Records that describe figures:
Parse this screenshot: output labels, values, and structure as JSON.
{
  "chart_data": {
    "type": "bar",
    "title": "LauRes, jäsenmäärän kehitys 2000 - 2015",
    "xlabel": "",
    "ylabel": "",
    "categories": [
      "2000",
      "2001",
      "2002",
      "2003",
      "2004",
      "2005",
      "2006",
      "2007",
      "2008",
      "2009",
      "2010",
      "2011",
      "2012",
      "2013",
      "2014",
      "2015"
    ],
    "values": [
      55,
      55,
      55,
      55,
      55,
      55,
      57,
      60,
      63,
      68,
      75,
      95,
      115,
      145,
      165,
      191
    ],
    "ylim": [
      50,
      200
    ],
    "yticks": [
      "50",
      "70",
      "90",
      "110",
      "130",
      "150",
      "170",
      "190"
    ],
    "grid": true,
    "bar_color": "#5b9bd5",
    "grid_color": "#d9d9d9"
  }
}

=== Directive ===
Exactly as shown above, return every record.

=== Completed task ===
Parse this screenshot: output labels, values, and structure as JSON.
{
  "chart_data": {
    "type": "bar",
    "title": "LauRes, jäsenmäärän kehitys 2000 - 2015",
    "xlabel": "",
    "ylabel": "",
    "categories": [
      "2000",
      "2001",
      "2002",
      "2003",
      "2004",
      "2005",
      "2006",
      "2007",
      "2008",
      "2009",
      "2010",
      "2011",
      "2012",
      "2013",
      "2014",
      "2015"
    ],
    "values": [
      55,
      55,
      55,
      55,
      55,
      55,
      57,
      60,
      63,
      68,
      75,
      95,
      115,
      145,
      165,
      191
    ],
    "ylim": [
      50,
      200
    ],
    "yticks": [
      "50",
      "70",
      "90",
      "110",
      "130",
      "150",
      "170",
      "190"
    ],
    "grid": true,
    "bar_color": "#5b9bd5",
    "grid_color": "#d9d9d9"
  }
}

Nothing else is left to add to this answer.